** Start **

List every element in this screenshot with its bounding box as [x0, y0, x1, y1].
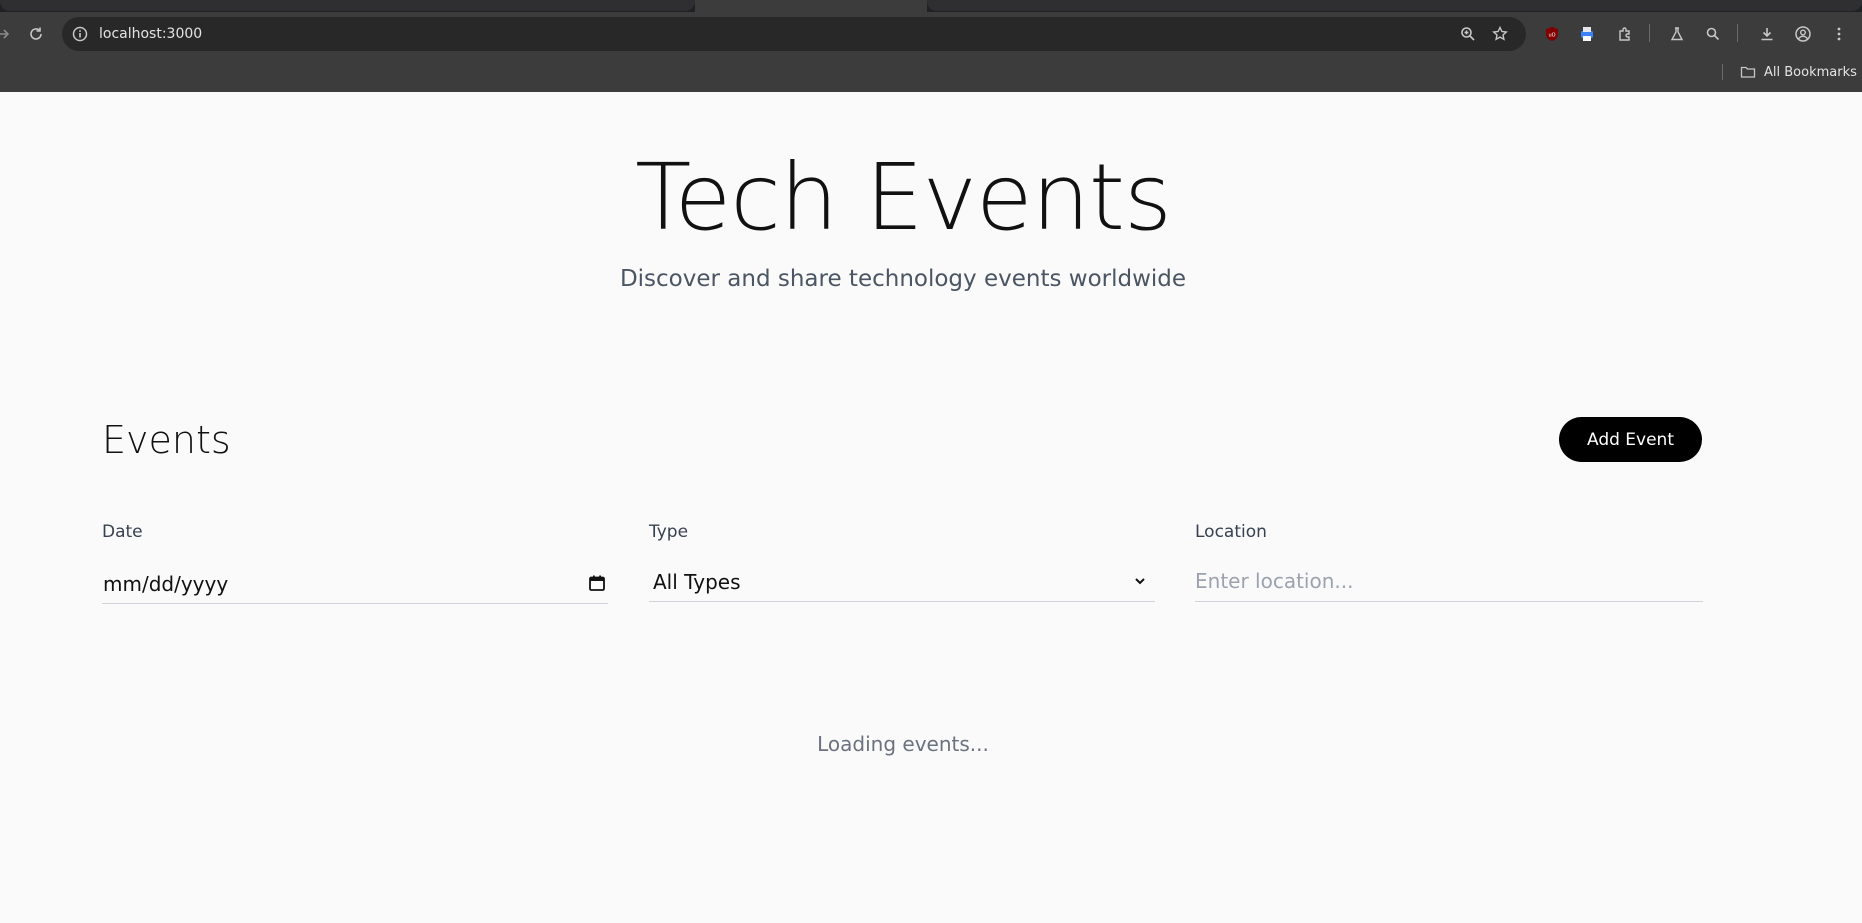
location-filter: Location: [1195, 522, 1703, 602]
bookmarks-divider: [1722, 64, 1723, 80]
profile-avatar-icon[interactable]: [1789, 20, 1817, 48]
kebab-menu-icon[interactable]: [1825, 20, 1853, 48]
page-subtitle: Discover and share technology events wor…: [619, 266, 1187, 292]
bookmark-star-icon[interactable]: [1486, 20, 1514, 48]
zoom-icon[interactable]: [1454, 20, 1482, 48]
extensions-puzzle-icon[interactable]: [1611, 20, 1639, 48]
download-icon[interactable]: [1753, 20, 1781, 48]
address-bar[interactable]: localhost:3000: [62, 17, 1526, 51]
type-select[interactable]: All Types: [649, 562, 1155, 602]
page-content: Tech Events Discover and share technolog…: [0, 92, 1862, 923]
location-input-wrapper: [1195, 562, 1703, 602]
chevron-down-icon: [1135, 578, 1145, 585]
all-bookmarks-label: All Bookmarks: [1764, 64, 1857, 80]
add-event-button[interactable]: Add Event: [1559, 417, 1702, 462]
page-title: Tech Events: [635, 144, 1172, 251]
location-input[interactable]: [1195, 562, 1703, 600]
svg-text:uO: uO: [1548, 33, 1555, 39]
events-heading: Events: [102, 418, 231, 462]
search-icon[interactable]: [1699, 20, 1727, 48]
type-label: Type: [649, 522, 689, 542]
bookmarks-bar: All Bookmarks: [0, 56, 1862, 88]
tab-strip: [0, 0, 1862, 14]
all-bookmarks-button[interactable]: All Bookmarks: [1740, 62, 1857, 82]
folder-icon: [1740, 66, 1756, 78]
printer-extension-icon[interactable]: [1573, 20, 1601, 48]
browser-toolbar: localhost:3000 uO: [0, 14, 1862, 54]
toolbar-divider: [1737, 24, 1738, 42]
url-text[interactable]: localhost:3000: [99, 26, 202, 42]
toolbar-divider: [1649, 24, 1650, 42]
reload-icon[interactable]: [22, 20, 50, 48]
calendar-icon[interactable]: [588, 574, 606, 592]
browser-chrome: localhost:3000 uO All Bookmarks: [0, 0, 1862, 92]
browser-tab-active[interactable]: [695, 0, 927, 14]
forward-icon[interactable]: [0, 20, 18, 48]
type-select-value: All Types: [653, 570, 741, 594]
site-info-icon[interactable]: [70, 24, 90, 44]
date-input[interactable]: mm/dd/yyyy: [102, 562, 608, 604]
labs-flask-icon[interactable]: [1663, 20, 1691, 48]
browser-tab[interactable]: [927, 0, 1862, 11]
loading-status: Loading events...: [817, 732, 989, 756]
type-filter: Type All Types: [649, 522, 1155, 602]
date-label: Date: [102, 522, 143, 542]
browser-tab[interactable]: [0, 0, 695, 11]
date-filter: Date mm/dd/yyyy: [102, 522, 608, 604]
location-label: Location: [1195, 522, 1267, 542]
ublock-extension-icon[interactable]: uO: [1538, 20, 1566, 48]
date-input-value: mm/dd/yyyy: [103, 572, 229, 596]
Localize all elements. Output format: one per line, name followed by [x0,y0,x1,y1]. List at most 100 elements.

** End **

Put every line of the rows above into a Markdown table with the columns Line and Text, numbering the lines in Line and placing each line in Text. Skip blank lines and leave out the pictures.

| Line | Text |
|---|---|
| 1 | List every element in this screenshot with its bounding box as [x0, y0, x1, y1]. |
| 2 | location-filter: Location: [1195, 522, 1703, 602] |
| 3 | bookmarks-divider: [1722, 64, 1723, 80] |
| 4 | profile-avatar-icon[interactable]: [1789, 20, 1817, 48] |
| 5 | kebab-menu-icon[interactable]: [1825, 20, 1853, 48] |
| 6 | page-subtitle: Discover and share technology events wor…: [619, 266, 1187, 292] |
| 7 | bookmark-star-icon[interactable]: [1486, 20, 1514, 48] |
| 8 | zoom-icon[interactable]: [1454, 20, 1482, 48] |
| 9 | extensions-puzzle-icon[interactable]: [1611, 20, 1639, 48] |
| 10 | download-icon[interactable]: [1753, 20, 1781, 48] |
| 11 | address-bar[interactable]: localhost:3000: [62, 17, 1526, 51] |
| 12 | type-select[interactable]: All Types: [649, 562, 1155, 602] |
| 13 | page-content: Tech Events Discover and share technolog…: [0, 92, 1862, 923] |
| 14 | location-input-wrapper: [1195, 562, 1703, 602] |
| 15 | chevron-down-icon: [1135, 578, 1145, 585] |
| 16 | all-bookmarks-label: All Bookmarks: [1764, 64, 1857, 80] |
| 17 | add-event-button[interactable]: Add Event: [1559, 417, 1702, 462] |
| 18 | page-title: Tech Events: [635, 144, 1172, 251] |
| 19 | location-input[interactable]: [1195, 562, 1703, 600] |
| 20 | svg-text:uO: uO: [1548, 33, 1555, 39] |
| 21 | events-heading: Events: [102, 418, 231, 462] |
| 22 | search-icon[interactable]: [1699, 20, 1727, 48] |
| 23 | type-label: Type: [649, 522, 689, 542] |
| 24 | bookmarks-bar: All Bookmarks: [0, 56, 1862, 88] |
| 25 | tab-strip: [0, 0, 1862, 14] |
| 26 | all-bookmarks-button[interactable]: All Bookmarks: [1740, 62, 1857, 82] |
| 27 | folder-icon: [1740, 66, 1756, 78] |
| 28 | printer-extension-icon[interactable]: [1573, 20, 1601, 48] |
| 29 | browser-toolbar: localhost:3000 uO: [0, 14, 1862, 54] |
| 30 | toolbar-divider: [1737, 24, 1738, 42] |
| 31 | url-text[interactable]: localhost:3000: [99, 26, 202, 42] |
| 32 | toolbar-divider: [1649, 24, 1650, 42] |
| 33 | reload-icon[interactable]: [22, 20, 50, 48] |
| 34 | calendar-icon[interactable]: [588, 574, 606, 592] |
| 35 | browser-chrome: localhost:3000 uO All Bookmarks: [0, 0, 1862, 92] |
| 36 | browser-tab-active[interactable]: [695, 0, 927, 14] |
| 37 | forward-icon[interactable]: [0, 20, 18, 48] |
| 38 | type-select-value: All Types: [653, 570, 741, 594] |
| 39 | site-info-icon[interactable]: [70, 24, 90, 44] |
| 40 | date-input[interactable]: mm/dd/yyyy: [102, 562, 608, 604] |
| 41 | labs-flask-icon[interactable]: [1663, 20, 1691, 48] |
| 42 | browser-tab[interactable]: [927, 0, 1862, 11] |
| 43 | loading-status: Loading events...: [817, 732, 989, 756] |
| 44 | type-filter: Type All Types: [649, 522, 1155, 602] |
| 45 | date-label: Date: [102, 522, 143, 542] |
| 46 | browser-tab[interactable]: [0, 0, 695, 11] |
| 47 | date-filter: Date mm/dd/yyyy: [102, 522, 608, 604] |
| 48 | location-label: Location: [1195, 522, 1267, 542] |
| 49 | ublock-extension-icon[interactable]: uO: [1538, 20, 1566, 48] |
| 50 | date-input-value: mm/dd/yyyy: [103, 572, 229, 596] |
| 51 | Localize all elements. Output format: one per line, name followed by [x0,y0,x1,y1]. List at most 100 elements. |